**Exercise brief:** Print every entry word for word, but omit the pictures.

Collected data entries:

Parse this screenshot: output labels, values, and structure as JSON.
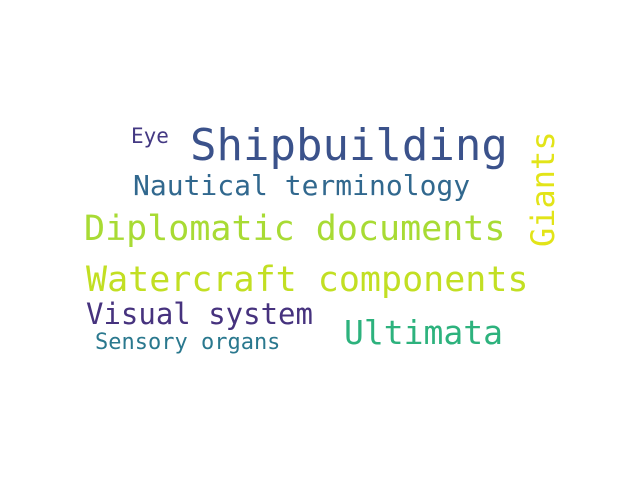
{
  "words": [
    {
      "text": "Shipbuilding",
      "color": "#3b528b"
    },
    {
      "text": "Eye",
      "color": "#443983"
    },
    {
      "text": "Nautical terminology",
      "color": "#31688e"
    },
    {
      "text": "Diplomatic documents",
      "color": "#a8db34"
    },
    {
      "text": "Giants",
      "color": "#e2e418"
    },
    {
      "text": "Watercraft components",
      "color": "#c2df23"
    },
    {
      "text": "Visual system",
      "color": "#46327e"
    },
    {
      "text": "Ultimata",
      "color": "#2db27d"
    },
    {
      "text": "Sensory organs",
      "color": "#2a788e"
    }
  ]
}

**Worked solution:**
Parse this screenshot: output labels, values, and structure as JSON.
{
  "words": [
    {
      "text": "Shipbuilding",
      "color": "#3b528b"
    },
    {
      "text": "Eye",
      "color": "#443983"
    },
    {
      "text": "Nautical terminology",
      "color": "#31688e"
    },
    {
      "text": "Diplomatic documents",
      "color": "#a8db34"
    },
    {
      "text": "Giants",
      "color": "#e2e418"
    },
    {
      "text": "Watercraft components",
      "color": "#c2df23"
    },
    {
      "text": "Visual system",
      "color": "#46327e"
    },
    {
      "text": "Ultimata",
      "color": "#2db27d"
    },
    {
      "text": "Sensory organs",
      "color": "#2a788e"
    }
  ]
}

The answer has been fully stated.